▸ **What this task involves**:
For each line of the data below that holds "value", copy the line.

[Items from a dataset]
....................

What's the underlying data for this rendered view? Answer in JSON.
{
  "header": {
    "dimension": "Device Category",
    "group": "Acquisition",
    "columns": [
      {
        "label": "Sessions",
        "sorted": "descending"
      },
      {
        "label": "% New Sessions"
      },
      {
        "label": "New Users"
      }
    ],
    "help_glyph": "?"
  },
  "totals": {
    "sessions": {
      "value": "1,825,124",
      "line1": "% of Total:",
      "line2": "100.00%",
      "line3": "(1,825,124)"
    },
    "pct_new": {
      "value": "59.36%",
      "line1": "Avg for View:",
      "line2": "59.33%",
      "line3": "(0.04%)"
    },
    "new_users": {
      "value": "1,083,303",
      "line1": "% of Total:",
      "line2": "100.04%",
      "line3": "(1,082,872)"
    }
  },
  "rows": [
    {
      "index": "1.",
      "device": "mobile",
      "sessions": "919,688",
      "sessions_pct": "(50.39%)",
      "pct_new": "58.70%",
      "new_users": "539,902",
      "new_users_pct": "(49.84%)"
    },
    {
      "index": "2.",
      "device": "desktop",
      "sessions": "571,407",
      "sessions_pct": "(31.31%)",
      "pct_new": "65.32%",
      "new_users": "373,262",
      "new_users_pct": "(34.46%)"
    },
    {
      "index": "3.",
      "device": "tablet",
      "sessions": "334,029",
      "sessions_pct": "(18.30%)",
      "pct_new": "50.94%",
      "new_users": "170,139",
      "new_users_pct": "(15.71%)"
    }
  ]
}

....................

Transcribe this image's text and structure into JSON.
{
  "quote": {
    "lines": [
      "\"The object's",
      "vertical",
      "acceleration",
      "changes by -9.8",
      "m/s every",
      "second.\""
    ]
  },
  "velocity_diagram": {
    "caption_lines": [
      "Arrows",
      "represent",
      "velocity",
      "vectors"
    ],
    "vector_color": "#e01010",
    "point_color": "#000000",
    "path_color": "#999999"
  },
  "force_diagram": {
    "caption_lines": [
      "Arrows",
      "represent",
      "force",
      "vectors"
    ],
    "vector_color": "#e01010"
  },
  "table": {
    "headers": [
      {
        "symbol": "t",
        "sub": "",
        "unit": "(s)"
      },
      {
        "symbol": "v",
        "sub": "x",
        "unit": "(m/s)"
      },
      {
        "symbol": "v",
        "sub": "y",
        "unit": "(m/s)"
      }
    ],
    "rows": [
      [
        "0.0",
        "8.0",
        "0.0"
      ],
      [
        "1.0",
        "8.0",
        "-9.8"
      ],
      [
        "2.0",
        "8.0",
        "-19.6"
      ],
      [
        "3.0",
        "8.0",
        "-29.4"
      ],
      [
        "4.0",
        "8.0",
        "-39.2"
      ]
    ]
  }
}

....................

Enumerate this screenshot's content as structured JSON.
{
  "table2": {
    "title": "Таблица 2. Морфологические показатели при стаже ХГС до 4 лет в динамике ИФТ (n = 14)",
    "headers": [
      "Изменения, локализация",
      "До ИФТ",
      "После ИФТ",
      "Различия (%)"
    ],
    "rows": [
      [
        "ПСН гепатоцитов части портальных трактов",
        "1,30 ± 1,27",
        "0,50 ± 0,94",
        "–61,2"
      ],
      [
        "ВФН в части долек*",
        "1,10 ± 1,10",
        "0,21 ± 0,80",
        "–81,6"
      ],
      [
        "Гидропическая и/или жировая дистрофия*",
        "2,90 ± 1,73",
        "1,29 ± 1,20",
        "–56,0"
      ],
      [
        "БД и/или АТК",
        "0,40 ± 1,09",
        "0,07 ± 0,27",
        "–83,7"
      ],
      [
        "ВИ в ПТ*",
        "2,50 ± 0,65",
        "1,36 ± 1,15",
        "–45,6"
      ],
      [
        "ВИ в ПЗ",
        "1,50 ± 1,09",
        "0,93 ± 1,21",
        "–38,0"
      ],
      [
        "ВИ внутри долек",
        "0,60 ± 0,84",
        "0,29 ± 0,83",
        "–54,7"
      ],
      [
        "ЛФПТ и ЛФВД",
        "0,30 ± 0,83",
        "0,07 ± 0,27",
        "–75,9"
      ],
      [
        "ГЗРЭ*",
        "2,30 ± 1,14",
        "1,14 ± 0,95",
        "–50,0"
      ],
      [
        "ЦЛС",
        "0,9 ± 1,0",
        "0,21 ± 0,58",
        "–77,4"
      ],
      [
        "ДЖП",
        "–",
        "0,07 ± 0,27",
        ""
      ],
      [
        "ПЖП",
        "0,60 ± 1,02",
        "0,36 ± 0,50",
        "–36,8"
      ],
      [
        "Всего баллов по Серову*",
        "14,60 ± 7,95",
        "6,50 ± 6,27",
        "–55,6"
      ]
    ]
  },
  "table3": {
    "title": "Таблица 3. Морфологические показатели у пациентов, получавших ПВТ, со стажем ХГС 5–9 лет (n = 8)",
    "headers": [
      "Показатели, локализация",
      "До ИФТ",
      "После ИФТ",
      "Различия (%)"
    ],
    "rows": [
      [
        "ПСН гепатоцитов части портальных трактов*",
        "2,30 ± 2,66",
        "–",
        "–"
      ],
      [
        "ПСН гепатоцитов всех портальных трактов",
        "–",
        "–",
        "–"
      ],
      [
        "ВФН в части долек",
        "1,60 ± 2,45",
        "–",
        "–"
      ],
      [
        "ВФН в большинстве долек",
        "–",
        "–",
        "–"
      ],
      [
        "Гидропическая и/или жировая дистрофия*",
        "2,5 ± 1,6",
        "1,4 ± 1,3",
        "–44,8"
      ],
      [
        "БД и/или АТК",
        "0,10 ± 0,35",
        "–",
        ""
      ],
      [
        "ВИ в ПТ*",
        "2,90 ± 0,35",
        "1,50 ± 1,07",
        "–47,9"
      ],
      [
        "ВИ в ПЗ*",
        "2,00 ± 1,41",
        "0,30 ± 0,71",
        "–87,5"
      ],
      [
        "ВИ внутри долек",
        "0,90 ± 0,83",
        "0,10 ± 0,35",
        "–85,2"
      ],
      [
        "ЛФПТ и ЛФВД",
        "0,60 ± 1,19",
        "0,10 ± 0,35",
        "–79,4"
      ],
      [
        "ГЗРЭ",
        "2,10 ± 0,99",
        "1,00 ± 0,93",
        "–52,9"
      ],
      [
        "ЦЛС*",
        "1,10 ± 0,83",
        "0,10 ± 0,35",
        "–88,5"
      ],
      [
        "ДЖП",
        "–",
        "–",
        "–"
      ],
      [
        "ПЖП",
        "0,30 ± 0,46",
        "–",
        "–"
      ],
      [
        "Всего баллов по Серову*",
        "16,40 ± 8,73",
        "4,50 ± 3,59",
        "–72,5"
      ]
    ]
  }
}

....................

▸ **Result of this exercise**:
      "value": "1,825,124",
      "value": "59.36%",
      "value": "1,083,303",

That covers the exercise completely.